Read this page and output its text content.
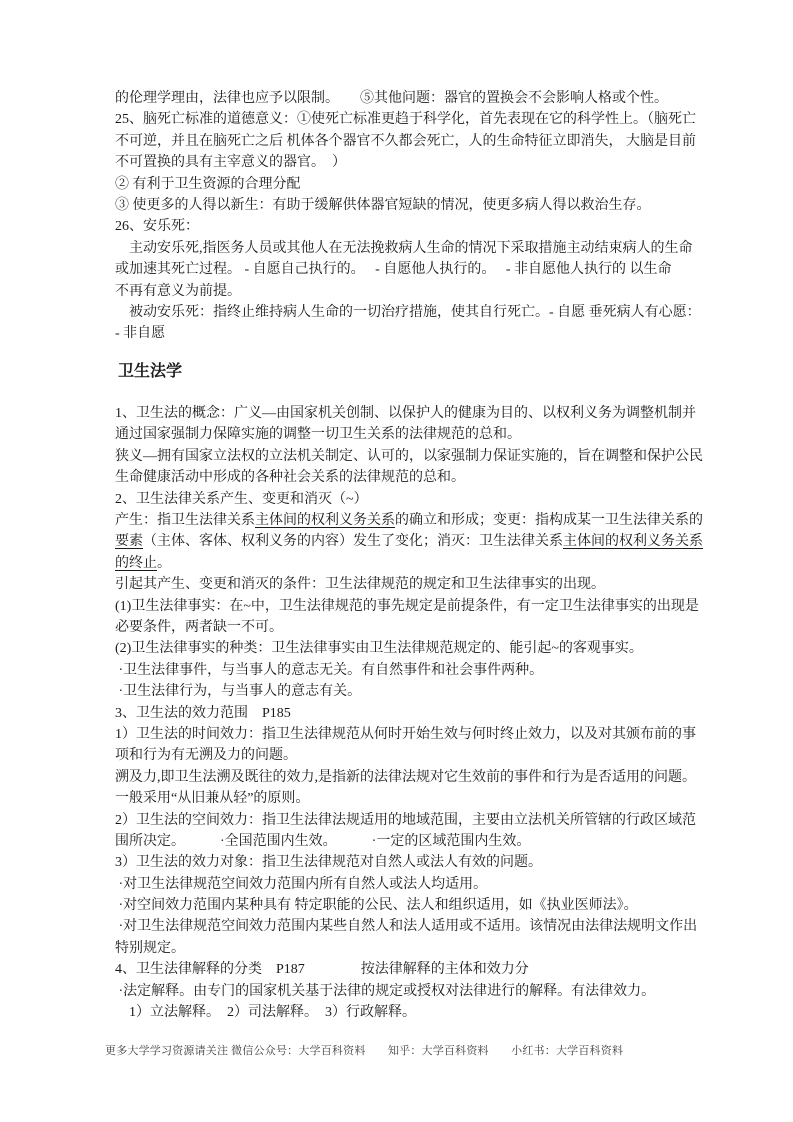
的伦理学理由，法律也应予以限制。　　⑤其他问题：器官的置换会不会影响人格或个性。
25、脑死亡标准的道德意义：①使死亡标准更趋于科学化，首先表现在它的科学性上。（脑死亡
不可逆，并且在脑死亡之后 机体各个器官不久都会死亡，人的生命特征立即消失， 大脑是目前
不可置换的具有主宰意义的器官。　）
② 有利于卫生资源的合理分配
③ 使更多的人得以新生：有助于缓解供体器官短缺的情况，使更多病人得以救治生存。
26、安乐死：
　主动安乐死,指医务人员或其他人在无法挽救病人生命的情况下采取措施主动结束病人的生命
或加速其死亡过程。 - 自愿自己执行的。　 - 自愿他人执行的。　 - 非自愿他人执行的 以生命
不再有意义为前提。
　被动安乐死：指终止维持病人生命的一切治疗措施，使其自行死亡。- 自愿 垂死病人有心愿：
- 非自愿
卫生法学
1、卫生法的概念：广义—由国家机关创制、以保护人的健康为目的、以权利义务为调整机制并
通过国家强制力保障实施的调整一切卫生关系的法律规范的总和。
狭义—拥有国家立法权的立法机关制定、认可的，以家强制力保证实施的，旨在调整和保护公民
生命健康活动中形成的各种社会关系的法律规范的总和。
2、卫生法律关系产生、变更和消灭（~）
产生：指卫生法律关系主体间的权利义务关系的确立和形成；变更：指构成某一卫生法律关系的
要素（主体、客体、权利义务的内容）发生了变化；消灭：卫生法律关系主体间的权利义务关系
的终止。
引起其产生、变更和消灭的条件：卫生法律规范的规定和卫生法律事实的出现。
(1)卫生法律事实：在~中，卫生法律规范的事先规定是前提条件，有一定卫生法律事实的出现是
必要条件，两者缺一不可。
(2)卫生法律事实的种类：卫生法律事实由卫生法律规范规定的、能引起~的客观事实。
·卫生法律事件，与当事人的意志无关。有自然事件和社会事件两种。
·卫生法律行为，与当事人的意志有关。
3、卫生法的效力范围　P185
1）卫生法的时间效力：指卫生法律规范从何时开始生效与何时终止效力，以及对其颁布前的事
项和行为有无溯及力的问题。
溯及力,即卫生法溯及既往的效力,是指新的法律法规对它生效前的事件和行为是否适用的问题。
一般采用“从旧兼从轻”的原则。
2）卫生法的空间效力：指卫生法律法规适用的地域范围，主要由立法机关所管辖的行政区域范
围所决定。　　　·全国范围内生效。　　　·一定的区域范围内生效。
3）卫生法的效力对象：指卫生法律规范对自然人或法人有效的问题。
·对卫生法律规范空间效力范围内所有自然人或法人均适用。
·对空间效力范围内某种具有 特定职能的公民、法人和组织适用，如《执业医师法》。
·对卫生法律规范空间效力范围内某些自然人和法人适用或不适用。该情况由法律法规明文作出
特别规定。
4、卫生法律解释的分类　P187　　　　按法律解释的主体和效力分
·法定解释。由专门的国家机关基于法律的规定或授权对法律进行的解释。有法律效力。
　1）立法解释。　2）司法解释。　3）行政解释。
更多大学学习资源请关注 微信公众号：大学百科资料　　知乎：大学百科资料　　小红书：大学百科资料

* * * * *

■ **Problem statement**: Copy the data word for word. Pictures do not go in the copy.

■ **Solution to this task**:
Read this page and output its text content.
的伦理学理由，法律也应予以限制。　　⑤其他问题：器官的置换会不会影响人格或个性。
25、脑死亡标准的道德意义：①使死亡标准更趋于科学化，首先表现在它的科学性上。（脑死亡
不可逆，并且在脑死亡之后 机体各个器官不久都会死亡，人的生命特征立即消失， 大脑是目前
不可置换的具有主宰意义的器官。　）
② 有利于卫生资源的合理分配
③ 使更多的人得以新生：有助于缓解供体器官短缺的情况，使更多病人得以救治生存。
26、安乐死：
　主动安乐死,指医务人员或其他人在无法挽救病人生命的情况下采取措施主动结束病人的生命
或加速其死亡过程。 - 自愿自己执行的。　 - 自愿他人执行的。　 - 非自愿他人执行的 以生命
不再有意义为前提。
　被动安乐死：指终止维持病人生命的一切治疗措施，使其自行死亡。- 自愿 垂死病人有心愿：
- 非自愿
卫生法学
1、卫生法的概念：广义—由国家机关创制、以保护人的健康为目的、以权利义务为调整机制并
通过国家强制力保障实施的调整一切卫生关系的法律规范的总和。
狭义—拥有国家立法权的立法机关制定、认可的，以家强制力保证实施的，旨在调整和保护公民
生命健康活动中形成的各种社会关系的法律规范的总和。
2、卫生法律关系产生、变更和消灭（~）
产生：指卫生法律关系主体间的权利义务关系的确立和形成；变更：指构成某一卫生法律关系的
要素（主体、客体、权利义务的内容）发生了变化；消灭：卫生法律关系主体间的权利义务关系
的终止。
引起其产生、变更和消灭的条件：卫生法律规范的规定和卫生法律事实的出现。
(1)卫生法律事实：在~中，卫生法律规范的事先规定是前提条件，有一定卫生法律事实的出现是
必要条件，两者缺一不可。
(2)卫生法律事实的种类：卫生法律事实由卫生法律规范规定的、能引起~的客观事实。
·卫生法律事件，与当事人的意志无关。有自然事件和社会事件两种。
·卫生法律行为，与当事人的意志有关。
3、卫生法的效力范围　P185
1）卫生法的时间效力：指卫生法律规范从何时开始生效与何时终止效力，以及对其颁布前的事
项和行为有无溯及力的问题。
溯及力,即卫生法溯及既往的效力,是指新的法律法规对它生效前的事件和行为是否适用的问题。
一般采用“从旧兼从轻”的原则。
2）卫生法的空间效力：指卫生法律法规适用的地域范围，主要由立法机关所管辖的行政区域范
围所决定。　　　·全国范围内生效。　　　·一定的区域范围内生效。
3）卫生法的效力对象：指卫生法律规范对自然人或法人有效的问题。
·对卫生法律规范空间效力范围内所有自然人或法人均适用。
·对空间效力范围内某种具有 特定职能的公民、法人和组织适用，如《执业医师法》。
·对卫生法律规范空间效力范围内某些自然人和法人适用或不适用。该情况由法律法规明文作出
特别规定。
4、卫生法律解释的分类　P187　　　　按法律解释的主体和效力分
·法定解释。由专门的国家机关基于法律的规定或授权对法律进行的解释。有法律效力。
　1）立法解释。　2）司法解释。　3）行政解释。
更多大学学习资源请关注 微信公众号：大学百科资料　　知乎：大学百科资料　　小红书：大学百科资料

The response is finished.